• **The request**
Repeat all of the material below exactly as written, images excluded.
--
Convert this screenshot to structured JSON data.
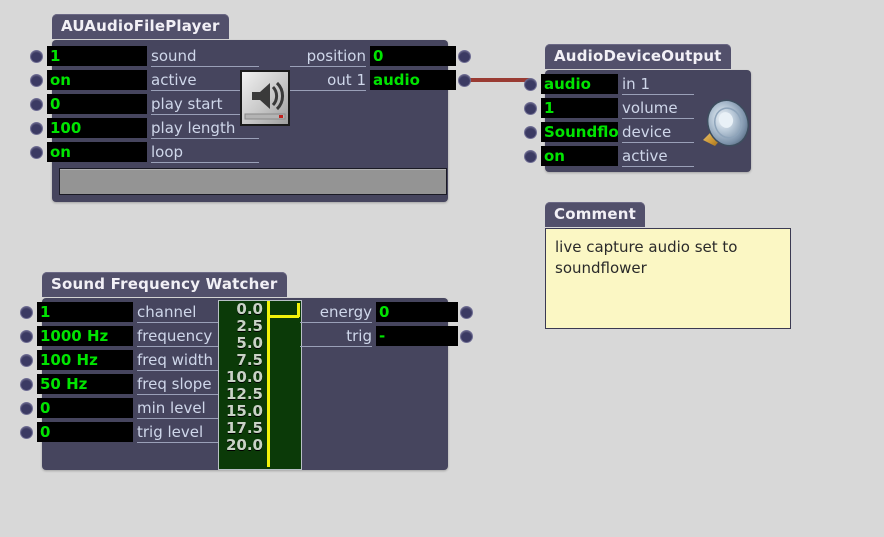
{
  "canvas": {
    "background": "#d8d8d8",
    "accent_green": "#00e400",
    "node_body": "#46455e",
    "node_title": "#52506b",
    "wire_color": "#9a3b33"
  },
  "nodes": {
    "au_audio_file_player": {
      "title": "AUAudioFilePlayer",
      "inputs": [
        {
          "value": "1",
          "label": "sound"
        },
        {
          "value": "on",
          "label": "active"
        },
        {
          "value": "0",
          "label": "play start"
        },
        {
          "value": "100",
          "label": "play length"
        },
        {
          "value": "on",
          "label": "loop"
        }
      ],
      "outputs": [
        {
          "label": "position",
          "value": "0"
        },
        {
          "label": "out 1",
          "value": "audio"
        }
      ],
      "icon": "speaker-gray-icon",
      "scrubbar": "playback-scrub-bar"
    },
    "audio_device_output": {
      "title": "AudioDeviceOutput",
      "inputs": [
        {
          "value": "audio",
          "label": "in 1"
        },
        {
          "value": "1",
          "label": "volume"
        },
        {
          "value": "Soundflo",
          "label": "device"
        },
        {
          "value": "on",
          "label": "active"
        }
      ],
      "icon": "speaker-blue-icon"
    },
    "sound_frequency_watcher": {
      "title": "Sound Frequency Watcher",
      "inputs": [
        {
          "value": "1",
          "label": "channel"
        },
        {
          "value": "1000 Hz",
          "label": "frequency"
        },
        {
          "value": "100 Hz",
          "label": "freq width"
        },
        {
          "value": "50 Hz",
          "label": "freq slope"
        },
        {
          "value": "0",
          "label": "min level"
        },
        {
          "value": "0",
          "label": "trig level"
        }
      ],
      "outputs": [
        {
          "label": "energy",
          "value": "0"
        },
        {
          "label": "trig",
          "value": "-"
        }
      ]
    },
    "comment": {
      "title": "Comment",
      "text": "live capture audio set to soundflower"
    }
  },
  "chart_data": {
    "type": "line",
    "title": "",
    "xlabel": "",
    "ylabel": "",
    "tick_labels": [
      "0.0",
      "2.5",
      "5.0",
      "7.5",
      "10.0",
      "12.5",
      "15.0",
      "17.5",
      "20.0"
    ],
    "ylim": [
      0,
      20
    ],
    "grid": false,
    "series": [
      {
        "name": "energy",
        "values": [
          1.0,
          1.0,
          1.0,
          1.0,
          1.0
        ]
      }
    ],
    "axis_color": "#f2f20a",
    "trace_color": "#f2f20a",
    "background": "#0b3a08"
  }
}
--
• **Written answer**
Convert this screenshot to structured JSON data.
{
  "canvas": {
    "background": "#d8d8d8",
    "accent_green": "#00e400",
    "node_body": "#46455e",
    "node_title": "#52506b",
    "wire_color": "#9a3b33"
  },
  "nodes": {
    "au_audio_file_player": {
      "title": "AUAudioFilePlayer",
      "inputs": [
        {
          "value": "1",
          "label": "sound"
        },
        {
          "value": "on",
          "label": "active"
        },
        {
          "value": "0",
          "label": "play start"
        },
        {
          "value": "100",
          "label": "play length"
        },
        {
          "value": "on",
          "label": "loop"
        }
      ],
      "outputs": [
        {
          "label": "position",
          "value": "0"
        },
        {
          "label": "out 1",
          "value": "audio"
        }
      ],
      "icon": "speaker-gray-icon",
      "scrubbar": "playback-scrub-bar"
    },
    "audio_device_output": {
      "title": "AudioDeviceOutput",
      "inputs": [
        {
          "value": "audio",
          "label": "in 1"
        },
        {
          "value": "1",
          "label": "volume"
        },
        {
          "value": "Soundflo",
          "label": "device"
        },
        {
          "value": "on",
          "label": "active"
        }
      ],
      "icon": "speaker-blue-icon"
    },
    "sound_frequency_watcher": {
      "title": "Sound Frequency Watcher",
      "inputs": [
        {
          "value": "1",
          "label": "channel"
        },
        {
          "value": "1000 Hz",
          "label": "frequency"
        },
        {
          "value": "100 Hz",
          "label": "freq width"
        },
        {
          "value": "50 Hz",
          "label": "freq slope"
        },
        {
          "value": "0",
          "label": "min level"
        },
        {
          "value": "0",
          "label": "trig level"
        }
      ],
      "outputs": [
        {
          "label": "energy",
          "value": "0"
        },
        {
          "label": "trig",
          "value": "-"
        }
      ]
    },
    "comment": {
      "title": "Comment",
      "text": "live capture audio set to soundflower"
    }
  },
  "chart_data": {
    "type": "line",
    "title": "",
    "xlabel": "",
    "ylabel": "",
    "tick_labels": [
      "0.0",
      "2.5",
      "5.0",
      "7.5",
      "10.0",
      "12.5",
      "15.0",
      "17.5",
      "20.0"
    ],
    "ylim": [
      0,
      20
    ],
    "grid": false,
    "series": [
      {
        "name": "energy",
        "values": [
          1.0,
          1.0,
          1.0,
          1.0,
          1.0
        ]
      }
    ],
    "axis_color": "#f2f20a",
    "trace_color": "#f2f20a",
    "background": "#0b3a08"
  }
}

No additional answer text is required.